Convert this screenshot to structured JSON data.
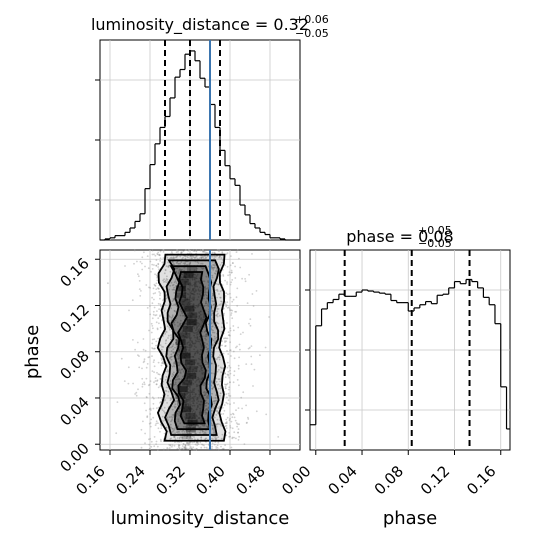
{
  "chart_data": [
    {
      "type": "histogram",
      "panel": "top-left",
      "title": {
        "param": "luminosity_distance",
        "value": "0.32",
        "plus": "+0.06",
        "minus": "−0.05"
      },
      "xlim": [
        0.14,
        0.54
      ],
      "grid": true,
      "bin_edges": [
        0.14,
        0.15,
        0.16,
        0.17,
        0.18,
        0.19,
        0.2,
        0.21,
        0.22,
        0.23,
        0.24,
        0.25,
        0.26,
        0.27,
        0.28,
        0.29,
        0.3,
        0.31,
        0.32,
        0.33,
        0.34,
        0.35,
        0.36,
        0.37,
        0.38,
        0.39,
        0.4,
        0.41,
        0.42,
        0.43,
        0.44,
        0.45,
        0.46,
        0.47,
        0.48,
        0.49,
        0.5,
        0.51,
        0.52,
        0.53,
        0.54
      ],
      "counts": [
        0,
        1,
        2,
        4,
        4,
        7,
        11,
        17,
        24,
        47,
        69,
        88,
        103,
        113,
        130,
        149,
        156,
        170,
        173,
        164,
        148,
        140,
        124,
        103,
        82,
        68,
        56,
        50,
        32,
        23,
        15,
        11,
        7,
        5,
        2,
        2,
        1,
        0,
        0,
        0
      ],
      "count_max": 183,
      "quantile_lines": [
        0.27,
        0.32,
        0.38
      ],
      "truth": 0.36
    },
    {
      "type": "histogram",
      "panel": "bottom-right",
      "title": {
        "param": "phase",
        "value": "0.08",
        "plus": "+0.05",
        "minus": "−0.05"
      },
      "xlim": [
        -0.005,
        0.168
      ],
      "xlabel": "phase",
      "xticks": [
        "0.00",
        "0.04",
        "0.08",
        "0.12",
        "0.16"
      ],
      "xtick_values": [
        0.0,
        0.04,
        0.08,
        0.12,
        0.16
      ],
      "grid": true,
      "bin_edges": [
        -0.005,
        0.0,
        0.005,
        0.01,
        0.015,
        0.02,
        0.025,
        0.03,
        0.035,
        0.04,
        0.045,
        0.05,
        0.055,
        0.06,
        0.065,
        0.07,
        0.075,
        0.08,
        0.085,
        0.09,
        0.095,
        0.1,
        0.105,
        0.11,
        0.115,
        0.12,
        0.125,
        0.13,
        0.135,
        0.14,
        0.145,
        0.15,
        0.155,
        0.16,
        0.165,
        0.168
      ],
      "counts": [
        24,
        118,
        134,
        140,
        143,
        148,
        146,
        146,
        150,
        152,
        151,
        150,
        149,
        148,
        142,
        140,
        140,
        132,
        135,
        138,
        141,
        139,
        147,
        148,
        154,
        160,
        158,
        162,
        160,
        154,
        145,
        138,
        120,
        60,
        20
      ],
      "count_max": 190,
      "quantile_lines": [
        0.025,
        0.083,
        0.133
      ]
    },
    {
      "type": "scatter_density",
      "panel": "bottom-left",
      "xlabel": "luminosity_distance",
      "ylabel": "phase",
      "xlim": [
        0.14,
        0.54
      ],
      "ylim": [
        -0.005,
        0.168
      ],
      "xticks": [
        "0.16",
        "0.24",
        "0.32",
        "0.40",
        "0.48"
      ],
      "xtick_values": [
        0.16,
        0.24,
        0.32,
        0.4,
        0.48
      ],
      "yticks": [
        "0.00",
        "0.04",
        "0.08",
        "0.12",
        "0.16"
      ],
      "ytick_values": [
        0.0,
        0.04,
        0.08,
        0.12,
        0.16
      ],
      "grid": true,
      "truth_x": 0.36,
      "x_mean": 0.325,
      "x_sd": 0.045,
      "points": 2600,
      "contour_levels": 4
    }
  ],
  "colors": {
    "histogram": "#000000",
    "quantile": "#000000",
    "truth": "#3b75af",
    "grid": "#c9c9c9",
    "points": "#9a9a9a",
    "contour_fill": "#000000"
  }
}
────
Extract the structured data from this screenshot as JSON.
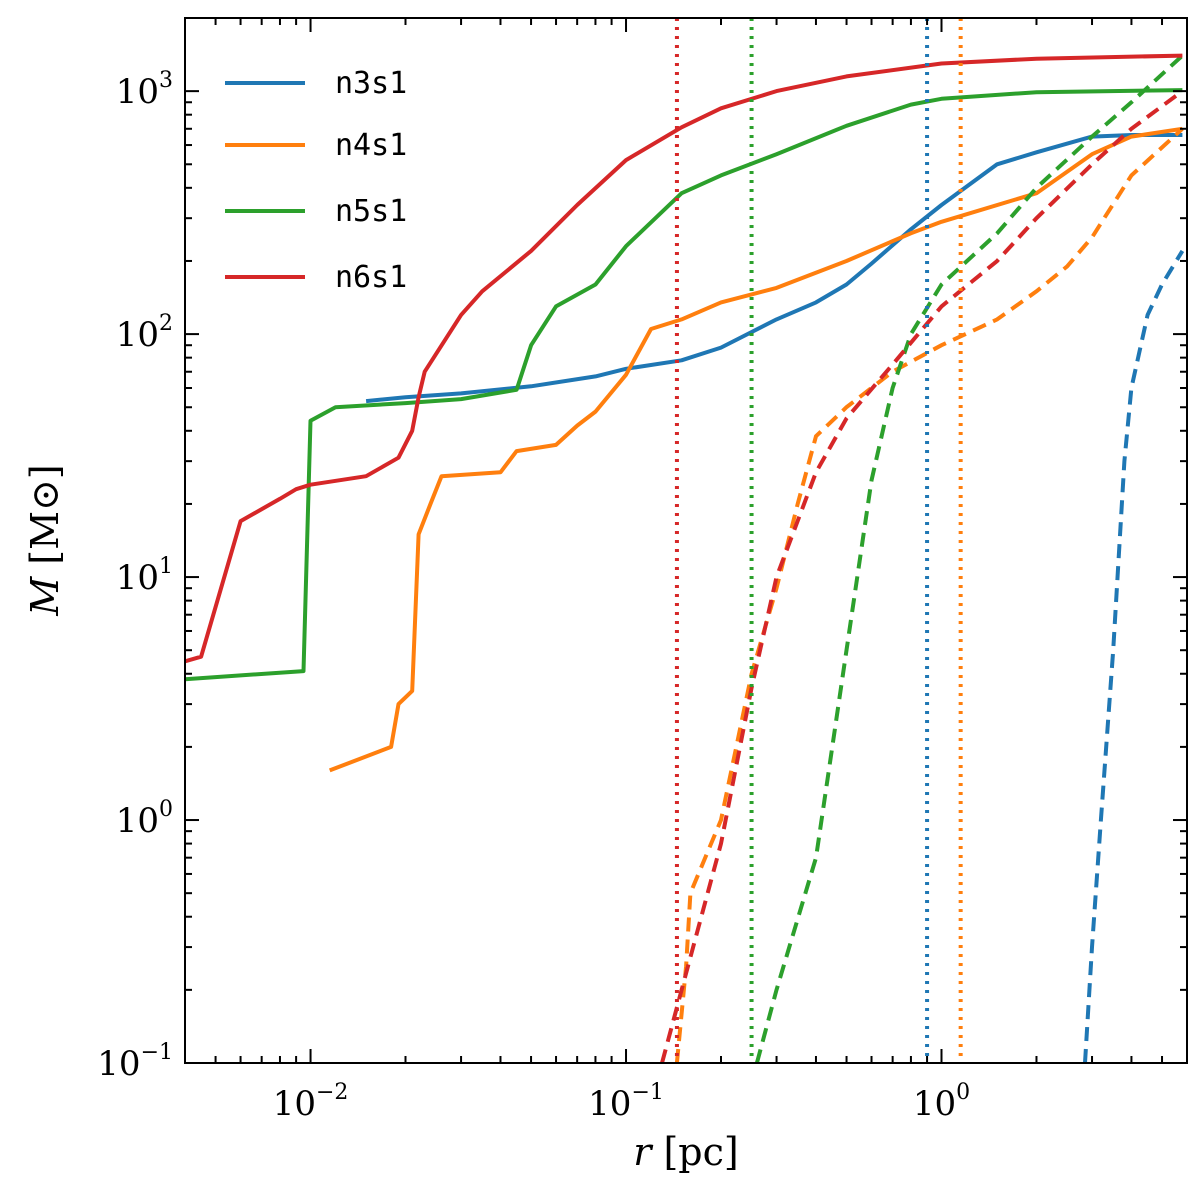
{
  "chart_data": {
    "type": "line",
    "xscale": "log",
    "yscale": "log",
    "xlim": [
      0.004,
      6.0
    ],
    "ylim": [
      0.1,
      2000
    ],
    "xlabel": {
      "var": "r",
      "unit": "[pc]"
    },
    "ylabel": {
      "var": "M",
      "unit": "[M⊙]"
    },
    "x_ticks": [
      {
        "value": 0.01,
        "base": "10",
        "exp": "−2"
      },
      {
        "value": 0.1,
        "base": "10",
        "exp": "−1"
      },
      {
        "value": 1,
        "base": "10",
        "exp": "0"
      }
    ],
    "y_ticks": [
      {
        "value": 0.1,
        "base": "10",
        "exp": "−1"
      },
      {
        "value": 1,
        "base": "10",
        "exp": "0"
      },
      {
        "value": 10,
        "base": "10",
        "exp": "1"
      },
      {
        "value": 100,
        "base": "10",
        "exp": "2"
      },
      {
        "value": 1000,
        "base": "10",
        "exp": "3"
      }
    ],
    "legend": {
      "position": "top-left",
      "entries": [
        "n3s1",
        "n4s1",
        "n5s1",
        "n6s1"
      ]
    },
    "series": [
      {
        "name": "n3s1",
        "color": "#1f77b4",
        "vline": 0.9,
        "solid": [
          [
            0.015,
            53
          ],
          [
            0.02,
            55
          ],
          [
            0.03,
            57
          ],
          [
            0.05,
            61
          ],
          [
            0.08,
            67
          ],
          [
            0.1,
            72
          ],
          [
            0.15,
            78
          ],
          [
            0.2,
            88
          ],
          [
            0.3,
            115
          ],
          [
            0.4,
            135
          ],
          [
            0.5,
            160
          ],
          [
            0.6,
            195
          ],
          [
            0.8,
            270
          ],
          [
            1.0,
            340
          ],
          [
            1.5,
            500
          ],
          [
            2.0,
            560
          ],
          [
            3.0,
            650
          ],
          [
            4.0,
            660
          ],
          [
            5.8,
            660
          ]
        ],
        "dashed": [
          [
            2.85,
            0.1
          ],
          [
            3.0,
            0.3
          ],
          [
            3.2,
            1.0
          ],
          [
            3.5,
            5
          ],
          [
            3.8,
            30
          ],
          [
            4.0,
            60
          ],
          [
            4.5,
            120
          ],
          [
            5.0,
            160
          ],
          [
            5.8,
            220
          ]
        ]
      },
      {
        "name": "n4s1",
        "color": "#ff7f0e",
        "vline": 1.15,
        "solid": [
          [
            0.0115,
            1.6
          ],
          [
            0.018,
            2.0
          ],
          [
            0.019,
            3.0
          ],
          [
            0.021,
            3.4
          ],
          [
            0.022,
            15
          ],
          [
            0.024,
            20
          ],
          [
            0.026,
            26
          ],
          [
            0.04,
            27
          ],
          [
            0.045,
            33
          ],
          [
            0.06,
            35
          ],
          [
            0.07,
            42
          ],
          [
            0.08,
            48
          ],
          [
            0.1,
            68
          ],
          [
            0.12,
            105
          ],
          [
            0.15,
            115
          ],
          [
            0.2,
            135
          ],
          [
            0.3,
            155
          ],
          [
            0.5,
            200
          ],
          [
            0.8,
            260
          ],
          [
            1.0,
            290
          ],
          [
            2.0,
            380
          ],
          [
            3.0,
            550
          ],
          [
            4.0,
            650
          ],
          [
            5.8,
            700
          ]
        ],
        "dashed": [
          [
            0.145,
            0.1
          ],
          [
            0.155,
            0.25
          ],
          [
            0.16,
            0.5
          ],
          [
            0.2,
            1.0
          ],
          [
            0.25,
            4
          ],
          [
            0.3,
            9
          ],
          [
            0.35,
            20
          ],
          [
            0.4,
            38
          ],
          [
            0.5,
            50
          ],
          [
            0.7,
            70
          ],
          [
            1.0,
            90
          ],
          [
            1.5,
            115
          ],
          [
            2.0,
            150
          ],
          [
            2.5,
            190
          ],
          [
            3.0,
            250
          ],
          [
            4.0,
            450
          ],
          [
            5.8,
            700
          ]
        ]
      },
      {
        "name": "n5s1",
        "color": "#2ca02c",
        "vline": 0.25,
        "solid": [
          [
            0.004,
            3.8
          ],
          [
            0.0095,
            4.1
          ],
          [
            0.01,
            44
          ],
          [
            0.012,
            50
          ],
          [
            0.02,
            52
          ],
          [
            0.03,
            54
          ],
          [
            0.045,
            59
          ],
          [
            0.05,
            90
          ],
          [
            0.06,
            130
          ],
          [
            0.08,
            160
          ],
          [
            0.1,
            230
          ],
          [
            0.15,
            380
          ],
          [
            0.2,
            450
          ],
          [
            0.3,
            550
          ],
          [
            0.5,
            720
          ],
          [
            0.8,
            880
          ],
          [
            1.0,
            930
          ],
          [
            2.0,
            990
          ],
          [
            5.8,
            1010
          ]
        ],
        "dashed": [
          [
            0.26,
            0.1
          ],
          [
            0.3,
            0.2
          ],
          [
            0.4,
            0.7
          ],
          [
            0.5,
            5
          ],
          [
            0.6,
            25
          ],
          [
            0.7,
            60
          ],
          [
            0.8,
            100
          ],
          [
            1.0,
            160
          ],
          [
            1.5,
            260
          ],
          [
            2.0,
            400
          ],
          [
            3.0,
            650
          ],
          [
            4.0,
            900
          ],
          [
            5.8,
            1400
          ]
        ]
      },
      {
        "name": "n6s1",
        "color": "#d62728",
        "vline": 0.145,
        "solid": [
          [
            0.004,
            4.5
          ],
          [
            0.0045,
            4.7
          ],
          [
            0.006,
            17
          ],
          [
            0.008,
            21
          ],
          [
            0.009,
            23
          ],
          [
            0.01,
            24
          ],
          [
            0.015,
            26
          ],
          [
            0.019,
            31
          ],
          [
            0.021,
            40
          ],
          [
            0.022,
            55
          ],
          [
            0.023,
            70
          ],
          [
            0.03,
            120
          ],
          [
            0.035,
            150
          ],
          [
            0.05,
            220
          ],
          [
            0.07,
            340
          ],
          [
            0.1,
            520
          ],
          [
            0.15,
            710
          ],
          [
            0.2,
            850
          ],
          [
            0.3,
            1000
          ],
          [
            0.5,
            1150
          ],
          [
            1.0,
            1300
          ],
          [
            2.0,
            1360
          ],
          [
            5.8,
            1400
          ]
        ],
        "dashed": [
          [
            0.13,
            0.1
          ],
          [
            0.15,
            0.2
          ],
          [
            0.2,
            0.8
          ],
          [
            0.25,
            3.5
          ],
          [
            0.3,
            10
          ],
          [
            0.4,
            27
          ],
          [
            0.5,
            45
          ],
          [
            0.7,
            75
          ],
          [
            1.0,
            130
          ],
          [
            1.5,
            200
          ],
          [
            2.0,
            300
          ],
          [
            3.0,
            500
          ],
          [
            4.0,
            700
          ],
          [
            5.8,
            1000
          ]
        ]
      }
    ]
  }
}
────
_The task_
Examine the records and report how many lines contain the string "JSON". Only the number should be given.

_The result_
2